# [Exercise brief]
The records should be written out in full, with nothing altered.

-- begin Provided data --

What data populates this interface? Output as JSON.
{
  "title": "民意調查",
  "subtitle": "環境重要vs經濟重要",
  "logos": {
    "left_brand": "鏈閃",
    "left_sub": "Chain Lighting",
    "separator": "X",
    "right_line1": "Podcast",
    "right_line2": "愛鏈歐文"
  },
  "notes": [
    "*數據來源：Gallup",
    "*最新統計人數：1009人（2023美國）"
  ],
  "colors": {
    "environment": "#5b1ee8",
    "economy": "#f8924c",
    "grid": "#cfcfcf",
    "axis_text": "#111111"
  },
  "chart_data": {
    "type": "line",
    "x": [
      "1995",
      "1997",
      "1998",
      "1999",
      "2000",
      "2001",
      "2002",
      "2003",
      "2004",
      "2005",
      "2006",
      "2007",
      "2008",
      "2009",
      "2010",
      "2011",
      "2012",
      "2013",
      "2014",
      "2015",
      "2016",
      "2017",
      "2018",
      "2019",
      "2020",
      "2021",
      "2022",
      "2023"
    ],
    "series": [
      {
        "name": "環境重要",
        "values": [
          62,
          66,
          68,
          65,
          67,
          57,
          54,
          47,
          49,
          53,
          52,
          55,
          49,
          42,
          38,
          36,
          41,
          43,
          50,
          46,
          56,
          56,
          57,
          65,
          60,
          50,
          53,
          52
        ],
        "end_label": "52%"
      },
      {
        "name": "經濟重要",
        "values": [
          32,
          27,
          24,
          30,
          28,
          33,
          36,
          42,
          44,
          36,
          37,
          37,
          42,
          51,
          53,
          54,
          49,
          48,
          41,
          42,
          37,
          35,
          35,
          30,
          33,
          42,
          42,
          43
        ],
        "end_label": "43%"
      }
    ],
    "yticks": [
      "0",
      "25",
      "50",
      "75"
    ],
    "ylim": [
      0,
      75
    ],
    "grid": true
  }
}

-- end Provided data --

# [Finished exercise]
What data populates this interface? Output as JSON.
{
  "title": "民意調查",
  "subtitle": "環境重要vs經濟重要",
  "logos": {
    "left_brand": "鏈閃",
    "left_sub": "Chain Lighting",
    "separator": "X",
    "right_line1": "Podcast",
    "right_line2": "愛鏈歐文"
  },
  "notes": [
    "*數據來源：Gallup",
    "*最新統計人數：1009人（2023美國）"
  ],
  "colors": {
    "environment": "#5b1ee8",
    "economy": "#f8924c",
    "grid": "#cfcfcf",
    "axis_text": "#111111"
  },
  "chart_data": {
    "type": "line",
    "x": [
      "1995",
      "1997",
      "1998",
      "1999",
      "2000",
      "2001",
      "2002",
      "2003",
      "2004",
      "2005",
      "2006",
      "2007",
      "2008",
      "2009",
      "2010",
      "2011",
      "2012",
      "2013",
      "2014",
      "2015",
      "2016",
      "2017",
      "2018",
      "2019",
      "2020",
      "2021",
      "2022",
      "2023"
    ],
    "series": [
      {
        "name": "環境重要",
        "values": [
          62,
          66,
          68,
          65,
          67,
          57,
          54,
          47,
          49,
          53,
          52,
          55,
          49,
          42,
          38,
          36,
          41,
          43,
          50,
          46,
          56,
          56,
          57,
          65,
          60,
          50,
          53,
          52
        ],
        "end_label": "52%"
      },
      {
        "name": "經濟重要",
        "values": [
          32,
          27,
          24,
          30,
          28,
          33,
          36,
          42,
          44,
          36,
          37,
          37,
          42,
          51,
          53,
          54,
          49,
          48,
          41,
          42,
          37,
          35,
          35,
          30,
          33,
          42,
          42,
          43
        ],
        "end_label": "43%"
      }
    ],
    "yticks": [
      "0",
      "25",
      "50",
      "75"
    ],
    "ylim": [
      0,
      75
    ],
    "grid": true
  }
}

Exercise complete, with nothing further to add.